• TASK:
Write out the records that appear below, verbatim and complete, but without pictures.

******************************

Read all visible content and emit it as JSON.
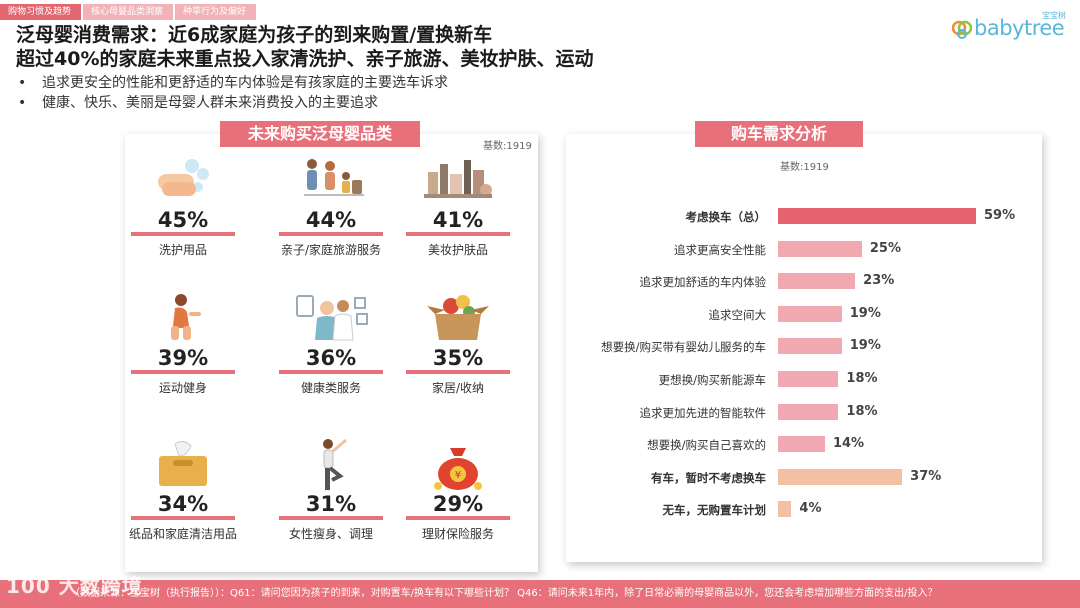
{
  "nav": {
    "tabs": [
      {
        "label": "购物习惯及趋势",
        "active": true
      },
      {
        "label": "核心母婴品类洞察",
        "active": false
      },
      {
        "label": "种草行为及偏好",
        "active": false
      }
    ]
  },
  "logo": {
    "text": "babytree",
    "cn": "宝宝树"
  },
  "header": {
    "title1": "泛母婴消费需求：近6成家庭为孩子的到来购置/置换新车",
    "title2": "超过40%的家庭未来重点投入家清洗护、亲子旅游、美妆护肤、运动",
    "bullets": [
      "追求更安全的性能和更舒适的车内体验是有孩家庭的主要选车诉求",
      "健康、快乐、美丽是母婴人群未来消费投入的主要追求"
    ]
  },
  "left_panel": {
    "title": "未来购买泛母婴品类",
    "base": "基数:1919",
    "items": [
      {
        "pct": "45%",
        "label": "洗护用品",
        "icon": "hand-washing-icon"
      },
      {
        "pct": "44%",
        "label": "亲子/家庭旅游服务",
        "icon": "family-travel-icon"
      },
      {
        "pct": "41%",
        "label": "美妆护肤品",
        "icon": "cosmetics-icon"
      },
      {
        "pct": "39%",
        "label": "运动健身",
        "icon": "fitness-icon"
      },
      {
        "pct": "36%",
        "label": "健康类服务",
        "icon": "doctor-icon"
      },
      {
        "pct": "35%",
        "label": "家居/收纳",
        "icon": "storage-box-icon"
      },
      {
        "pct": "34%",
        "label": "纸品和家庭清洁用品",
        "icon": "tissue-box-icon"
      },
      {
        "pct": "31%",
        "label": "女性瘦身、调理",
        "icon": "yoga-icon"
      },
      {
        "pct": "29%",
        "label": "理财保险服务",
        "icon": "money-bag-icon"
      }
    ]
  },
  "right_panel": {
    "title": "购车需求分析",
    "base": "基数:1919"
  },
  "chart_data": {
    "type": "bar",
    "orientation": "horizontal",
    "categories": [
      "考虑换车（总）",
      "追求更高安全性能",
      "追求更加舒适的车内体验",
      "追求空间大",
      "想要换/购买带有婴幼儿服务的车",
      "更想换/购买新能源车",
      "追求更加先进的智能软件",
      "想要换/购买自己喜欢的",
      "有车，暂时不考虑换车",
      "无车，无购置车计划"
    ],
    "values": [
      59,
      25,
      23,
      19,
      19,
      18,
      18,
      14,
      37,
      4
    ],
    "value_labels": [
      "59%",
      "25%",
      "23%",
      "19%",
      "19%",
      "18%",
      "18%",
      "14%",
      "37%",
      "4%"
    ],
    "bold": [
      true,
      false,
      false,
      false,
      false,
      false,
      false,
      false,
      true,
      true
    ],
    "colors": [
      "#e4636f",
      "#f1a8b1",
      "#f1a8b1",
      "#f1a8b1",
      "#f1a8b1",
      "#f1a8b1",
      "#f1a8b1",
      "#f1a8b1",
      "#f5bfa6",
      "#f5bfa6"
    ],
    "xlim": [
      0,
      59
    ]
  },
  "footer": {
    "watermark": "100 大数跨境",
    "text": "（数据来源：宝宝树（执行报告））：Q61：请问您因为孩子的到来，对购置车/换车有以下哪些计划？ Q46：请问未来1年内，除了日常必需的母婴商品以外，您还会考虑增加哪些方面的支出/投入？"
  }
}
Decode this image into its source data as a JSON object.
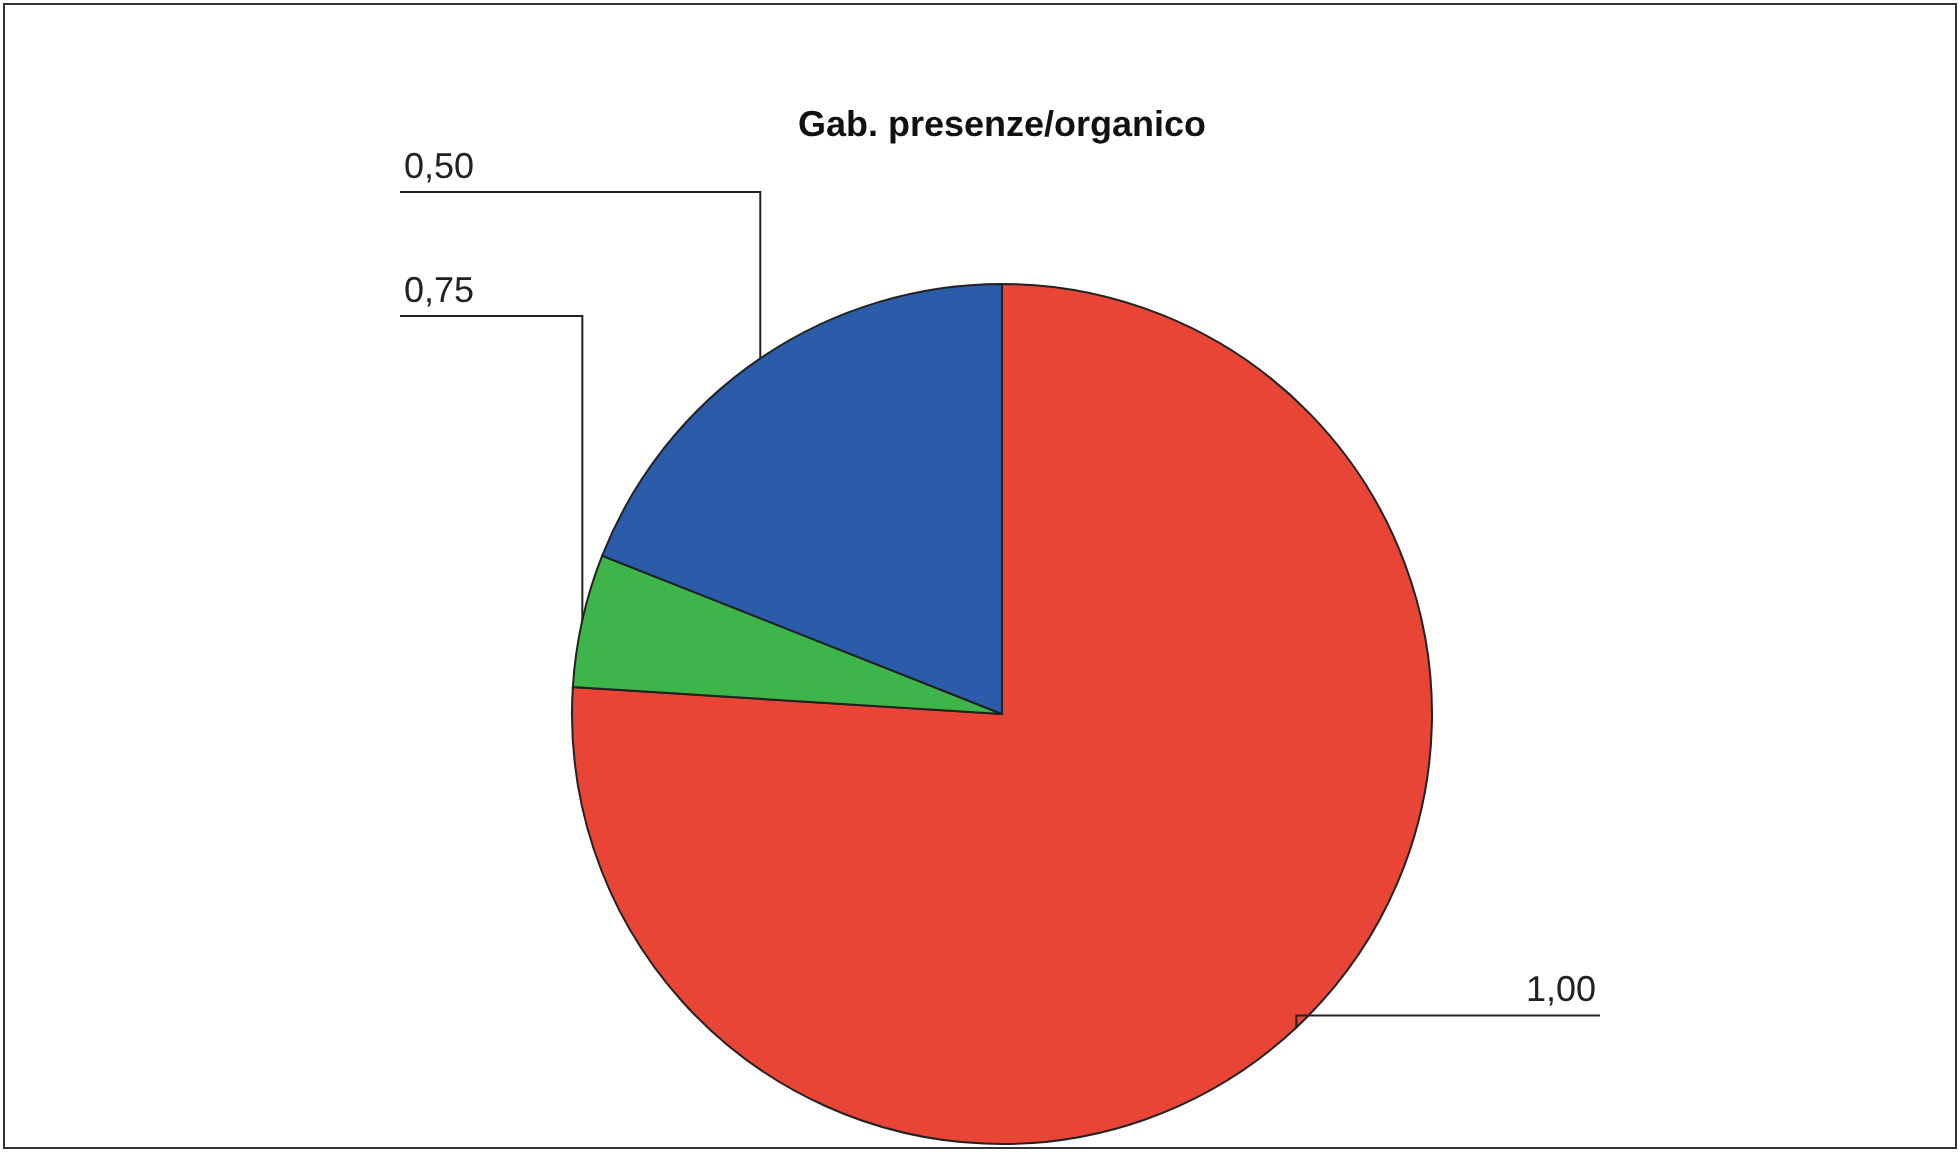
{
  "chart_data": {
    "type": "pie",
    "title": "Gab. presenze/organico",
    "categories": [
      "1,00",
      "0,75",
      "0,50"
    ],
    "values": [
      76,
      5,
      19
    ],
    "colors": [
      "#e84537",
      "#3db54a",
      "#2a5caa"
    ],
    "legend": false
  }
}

******************************

• COMPLETE ANSWER:
Read all visible content and emit it as JSON.
{
  "nav": {
    "tabs": [
      {
        "label": "购物习惯及趋势",
        "active": true
      },
      {
        "label": "核心母婴品类洞察",
        "active": false
      },
      {
        "label": "种草行为及偏好",
        "active": false
      }
    ]
  },
  "logo": {
    "text": "babytree",
    "cn": "宝宝树"
  },
  "header": {
    "title1": "泛母婴消费需求：近6成家庭为孩子的到来购置/置换新车",
    "title2": "超过40%的家庭未来重点投入家清洗护、亲子旅游、美妆护肤、运动",
    "bullets": [
      "追求更安全的性能和更舒适的车内体验是有孩家庭的主要选车诉求",
      "健康、快乐、美丽是母婴人群未来消费投入的主要追求"
    ]
  },
  "left_panel": {
    "title": "未来购买泛母婴品类",
    "base": "基数:1919",
    "items": [
      {
        "pct": "45%",
        "label": "洗护用品",
        "icon": "hand-washing-icon"
      },
      {
        "pct": "44%",
        "label": "亲子/家庭旅游服务",
        "icon": "family-travel-icon"
      },
      {
        "pct": "41%",
        "label": "美妆护肤品",
        "icon": "cosmetics-icon"
      },
      {
        "pct": "39%",
        "label": "运动健身",
        "icon": "fitness-icon"
      },
      {
        "pct": "36%",
        "label": "健康类服务",
        "icon": "doctor-icon"
      },
      {
        "pct": "35%",
        "label": "家居/收纳",
        "icon": "storage-box-icon"
      },
      {
        "pct": "34%",
        "label": "纸品和家庭清洁用品",
        "icon": "tissue-box-icon"
      },
      {
        "pct": "31%",
        "label": "女性瘦身、调理",
        "icon": "yoga-icon"
      },
      {
        "pct": "29%",
        "label": "理财保险服务",
        "icon": "money-bag-icon"
      }
    ]
  },
  "right_panel": {
    "title": "购车需求分析",
    "base": "基数:1919"
  },
  "chart_data": {
    "type": "bar",
    "orientation": "horizontal",
    "categories": [
      "考虑换车（总）",
      "追求更高安全性能",
      "追求更加舒适的车内体验",
      "追求空间大",
      "想要换/购买带有婴幼儿服务的车",
      "更想换/购买新能源车",
      "追求更加先进的智能软件",
      "想要换/购买自己喜欢的",
      "有车，暂时不考虑换车",
      "无车，无购置车计划"
    ],
    "values": [
      59,
      25,
      23,
      19,
      19,
      18,
      18,
      14,
      37,
      4
    ],
    "value_labels": [
      "59%",
      "25%",
      "23%",
      "19%",
      "19%",
      "18%",
      "18%",
      "14%",
      "37%",
      "4%"
    ],
    "bold": [
      true,
      false,
      false,
      false,
      false,
      false,
      false,
      false,
      true,
      true
    ],
    "colors": [
      "#e4636f",
      "#f1a8b1",
      "#f1a8b1",
      "#f1a8b1",
      "#f1a8b1",
      "#f1a8b1",
      "#f1a8b1",
      "#f1a8b1",
      "#f5bfa6",
      "#f5bfa6"
    ],
    "xlim": [
      0,
      59
    ]
  },
  "footer": {
    "watermark": "100 大数跨境",
    "text": "（数据来源：宝宝树（执行报告））：Q61：请问您因为孩子的到来，对购置车/换车有以下哪些计划？ Q46：请问未来1年内，除了日常必需的母婴商品以外，您还会考虑增加哪些方面的支出/投入？"
  }
}
Decode this image into its source data as a JSON object.
{
  "chart_data": {
    "type": "pie",
    "title": "Gab. presenze/organico",
    "categories": [
      "1,00",
      "0,75",
      "0,50"
    ],
    "values": [
      76,
      5,
      19
    ],
    "colors": [
      "#e84537",
      "#3db54a",
      "#2a5caa"
    ],
    "legend": false
  }
}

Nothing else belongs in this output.